▶ [PROBLEM DESCRIPTION] Leave out the pictures and copy everything else below exactly.

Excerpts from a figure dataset
-.-.-

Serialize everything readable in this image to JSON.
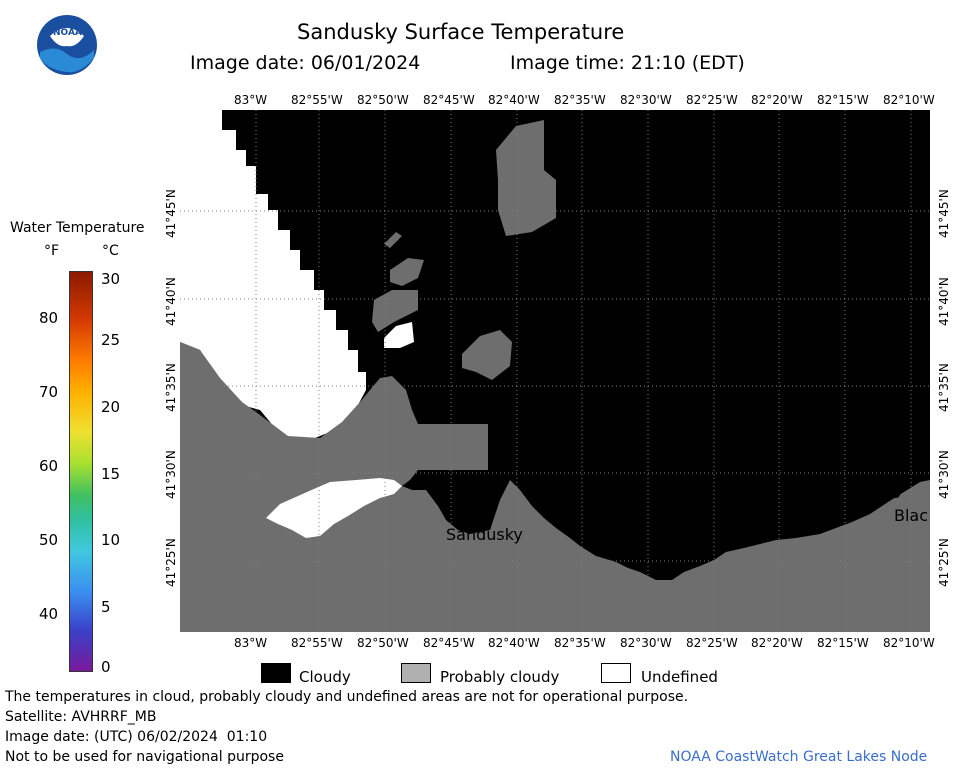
{
  "header": {
    "title": "Sandusky Surface Temperature",
    "image_date": "Image date: 06/01/2024",
    "image_time": "Image time: 21:10 (EDT)",
    "logo_text": "NOAA"
  },
  "map": {
    "lon_labels": [
      "83°W",
      "82°55'W",
      "82°50'W",
      "82°45'W",
      "82°40'W",
      "82°35'W",
      "82°30'W",
      "82°25'W",
      "82°20'W",
      "82°15'W",
      "82°10'W"
    ],
    "lat_labels": [
      "41°45'N",
      "41°40'N",
      "41°35'N",
      "41°30'N",
      "41°25'N"
    ],
    "place_labels": {
      "sandusky": "Sandusky",
      "bla": "Blac"
    },
    "colors": {
      "cloudy": "#000000",
      "probably_cloudy": "#6e6e6e",
      "undefined": "#ffffff"
    }
  },
  "colorbar": {
    "title": "Water Temperature",
    "unit_f": "°F",
    "unit_c": "°C",
    "f_ticks": [
      "80",
      "70",
      "60",
      "50",
      "40"
    ],
    "c_ticks": [
      "30",
      "25",
      "20",
      "15",
      "10",
      "5",
      "0"
    ]
  },
  "legend": {
    "cloudy": "Cloudy",
    "probably_cloudy": "Probably cloudy",
    "undefined": "Undefined"
  },
  "footer": {
    "disclaimer": "The temperatures in cloud, probably cloudy and undefined areas are not for operational purpose.",
    "satellite": "Satellite: AVHRRF_MB",
    "utc_date": "Image date: (UTC) 06/02/2024  01:10",
    "nav_warning": "Not to be used for navigational purpose",
    "credit": "NOAA CoastWatch Great Lakes Node"
  }
}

-.-.-

▶ [ANSWER TO THE EXERCISE]
Serialize everything readable in this image to JSON.
{
  "header": {
    "title": "Sandusky Surface Temperature",
    "image_date": "Image date: 06/01/2024",
    "image_time": "Image time: 21:10 (EDT)",
    "logo_text": "NOAA"
  },
  "map": {
    "lon_labels": [
      "83°W",
      "82°55'W",
      "82°50'W",
      "82°45'W",
      "82°40'W",
      "82°35'W",
      "82°30'W",
      "82°25'W",
      "82°20'W",
      "82°15'W",
      "82°10'W"
    ],
    "lat_labels": [
      "41°45'N",
      "41°40'N",
      "41°35'N",
      "41°30'N",
      "41°25'N"
    ],
    "place_labels": {
      "sandusky": "Sandusky",
      "bla": "Blac"
    },
    "colors": {
      "cloudy": "#000000",
      "probably_cloudy": "#6e6e6e",
      "undefined": "#ffffff"
    }
  },
  "colorbar": {
    "title": "Water Temperature",
    "unit_f": "°F",
    "unit_c": "°C",
    "f_ticks": [
      "80",
      "70",
      "60",
      "50",
      "40"
    ],
    "c_ticks": [
      "30",
      "25",
      "20",
      "15",
      "10",
      "5",
      "0"
    ]
  },
  "legend": {
    "cloudy": "Cloudy",
    "probably_cloudy": "Probably cloudy",
    "undefined": "Undefined"
  },
  "footer": {
    "disclaimer": "The temperatures in cloud, probably cloudy and undefined areas are not for operational purpose.",
    "satellite": "Satellite: AVHRRF_MB",
    "utc_date": "Image date: (UTC) 06/02/2024  01:10",
    "nav_warning": "Not to be used for navigational purpose",
    "credit": "NOAA CoastWatch Great Lakes Node"
  }
}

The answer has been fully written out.